Saved entries:
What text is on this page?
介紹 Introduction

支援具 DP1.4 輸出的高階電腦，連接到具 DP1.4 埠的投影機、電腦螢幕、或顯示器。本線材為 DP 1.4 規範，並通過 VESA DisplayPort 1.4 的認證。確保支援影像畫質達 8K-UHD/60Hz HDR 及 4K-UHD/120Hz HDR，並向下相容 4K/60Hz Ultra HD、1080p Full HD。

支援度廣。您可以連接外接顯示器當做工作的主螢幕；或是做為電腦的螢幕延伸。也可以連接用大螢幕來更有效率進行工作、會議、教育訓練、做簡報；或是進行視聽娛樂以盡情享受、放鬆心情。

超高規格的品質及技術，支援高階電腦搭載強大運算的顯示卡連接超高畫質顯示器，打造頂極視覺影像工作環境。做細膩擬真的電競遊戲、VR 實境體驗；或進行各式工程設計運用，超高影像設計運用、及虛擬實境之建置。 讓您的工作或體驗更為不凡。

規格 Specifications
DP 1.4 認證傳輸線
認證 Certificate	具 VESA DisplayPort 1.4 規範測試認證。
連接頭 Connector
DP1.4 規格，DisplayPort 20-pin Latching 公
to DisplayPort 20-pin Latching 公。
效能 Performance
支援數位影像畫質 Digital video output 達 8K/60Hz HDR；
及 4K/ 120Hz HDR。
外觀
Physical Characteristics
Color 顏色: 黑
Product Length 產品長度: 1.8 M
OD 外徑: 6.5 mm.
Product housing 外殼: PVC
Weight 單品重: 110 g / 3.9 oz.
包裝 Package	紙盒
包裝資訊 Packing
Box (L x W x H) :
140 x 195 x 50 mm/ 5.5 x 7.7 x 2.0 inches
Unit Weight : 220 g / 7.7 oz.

BRIEF:
Nothing should be left out: return all of the records exactly.

SOLUTION FOR THIS TASK:
What text is on this page?
介紹 Introduction

支援具 DP1.4 輸出的高階電腦，連接到具 DP1.4 埠的投影機、電腦螢幕、或顯示器。本線材為 DP 1.4 規範，並通過 VESA DisplayPort 1.4 的認證。確保支援影像畫質達 8K-UHD/60Hz HDR 及 4K-UHD/120Hz HDR，並向下相容 4K/60Hz Ultra HD、1080p Full HD。

支援度廣。您可以連接外接顯示器當做工作的主螢幕；或是做為電腦的螢幕延伸。也可以連接用大螢幕來更有效率進行工作、會議、教育訓練、做簡報；或是進行視聽娛樂以盡情享受、放鬆心情。

超高規格的品質及技術，支援高階電腦搭載強大運算的顯示卡連接超高畫質顯示器，打造頂極視覺影像工作環境。做細膩擬真的電競遊戲、VR 實境體驗；或進行各式工程設計運用，超高影像設計運用、及虛擬實境之建置。 讓您的工作或體驗更為不凡。

規格 Specifications
DP 1.4 認證傳輸線
認證 Certificate	具 VESA DisplayPort 1.4 規範測試認證。
連接頭 Connector
DP1.4 規格，DisplayPort 20-pin Latching 公
to DisplayPort 20-pin Latching 公。
效能 Performance
支援數位影像畫質 Digital video output 達 8K/60Hz HDR；
及 4K/ 120Hz HDR。
外觀
Physical Characteristics
Color 顏色: 黑
Product Length 產品長度: 1.8 M
OD 外徑: 6.5 mm.
Product housing 外殼: PVC
Weight 單品重: 110 g / 3.9 oz.
包裝 Package	紙盒
包裝資訊 Packing
Box (L x W x H) :
140 x 195 x 50 mm/ 5.5 x 7.7 x 2.0 inches
Unit Weight : 220 g / 7.7 oz.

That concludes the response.